*GIVEN INSTRUCTION*:
Skip the images and return the records below exactly.

Records about charts and figures
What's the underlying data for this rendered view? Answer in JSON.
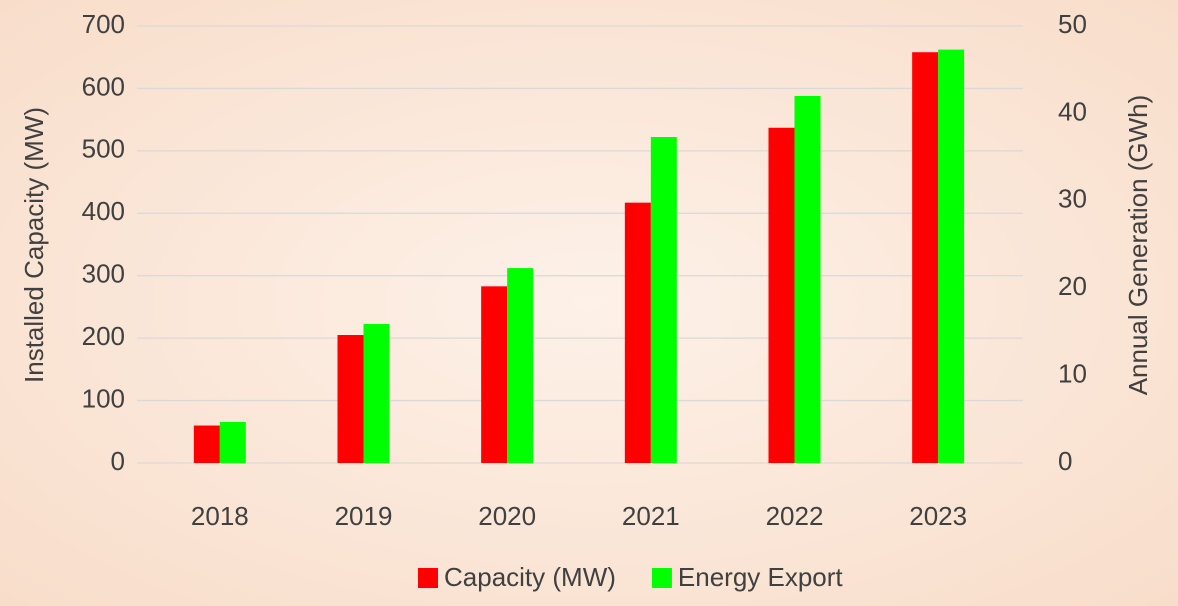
{
  "chart_data": {
    "type": "bar",
    "categories": [
      "2018",
      "2019",
      "2020",
      "2021",
      "2022",
      "2023"
    ],
    "series": [
      {
        "name": "Capacity (MW)",
        "color": "#ff0000",
        "values": [
          60,
          205,
          283,
          417,
          537,
          658
        ]
      },
      {
        "name": "Energy Export",
        "color": "#00ff00",
        "axis": "y2",
        "values": [
          4.7,
          15.9,
          22.3,
          37.3,
          42.0,
          47.3
        ]
      }
    ],
    "ylabel": "Installed Capacity (MW)",
    "y2label": "Annual Generation (GWh)",
    "ylim": [
      0,
      700
    ],
    "yticks": [
      0,
      100,
      200,
      300,
      400,
      500,
      600,
      700
    ],
    "y2lim": [
      0,
      50
    ],
    "y2ticks": [
      0,
      10,
      20,
      30,
      40,
      50
    ],
    "grid": true,
    "legend": "bottom"
  }
}
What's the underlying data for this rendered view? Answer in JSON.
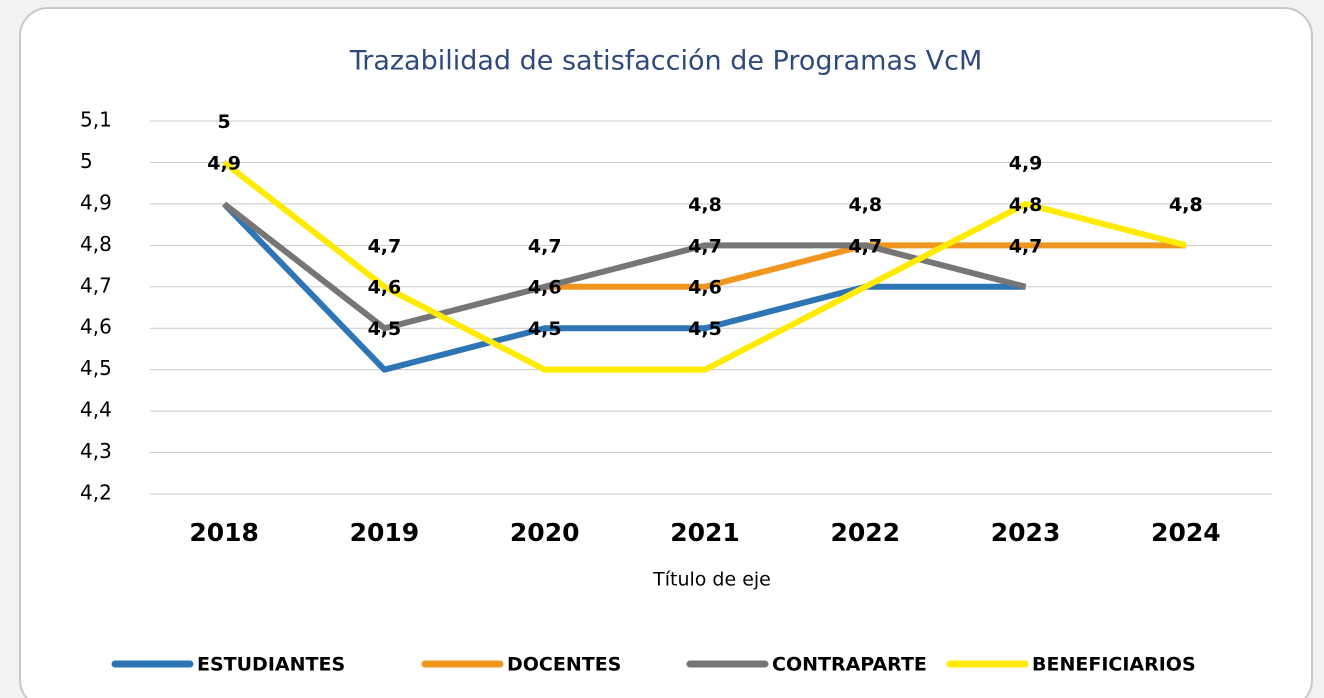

*FINISHED EXERCISE*:
What's the underlying data for this rendered view? Answer in JSON.
{
  "chart_data": {
    "type": "bar",
    "categories": [
      "2018",
      "2019",
      "2020",
      "2021",
      "2022",
      "2023"
    ],
    "series": [
      {
        "name": "Capacity (MW)",
        "color": "#ff0000",
        "values": [
          60,
          205,
          283,
          417,
          537,
          658
        ]
      },
      {
        "name": "Energy Export",
        "color": "#00ff00",
        "axis": "y2",
        "values": [
          4.7,
          15.9,
          22.3,
          37.3,
          42.0,
          47.3
        ]
      }
    ],
    "ylabel": "Installed Capacity (MW)",
    "y2label": "Annual Generation (GWh)",
    "ylim": [
      0,
      700
    ],
    "yticks": [
      0,
      100,
      200,
      300,
      400,
      500,
      600,
      700
    ],
    "y2lim": [
      0,
      50
    ],
    "y2ticks": [
      0,
      10,
      20,
      30,
      40,
      50
    ],
    "grid": true,
    "legend": "bottom"
  }
}
What's the underlying data for this rendered view? Answer in JSON.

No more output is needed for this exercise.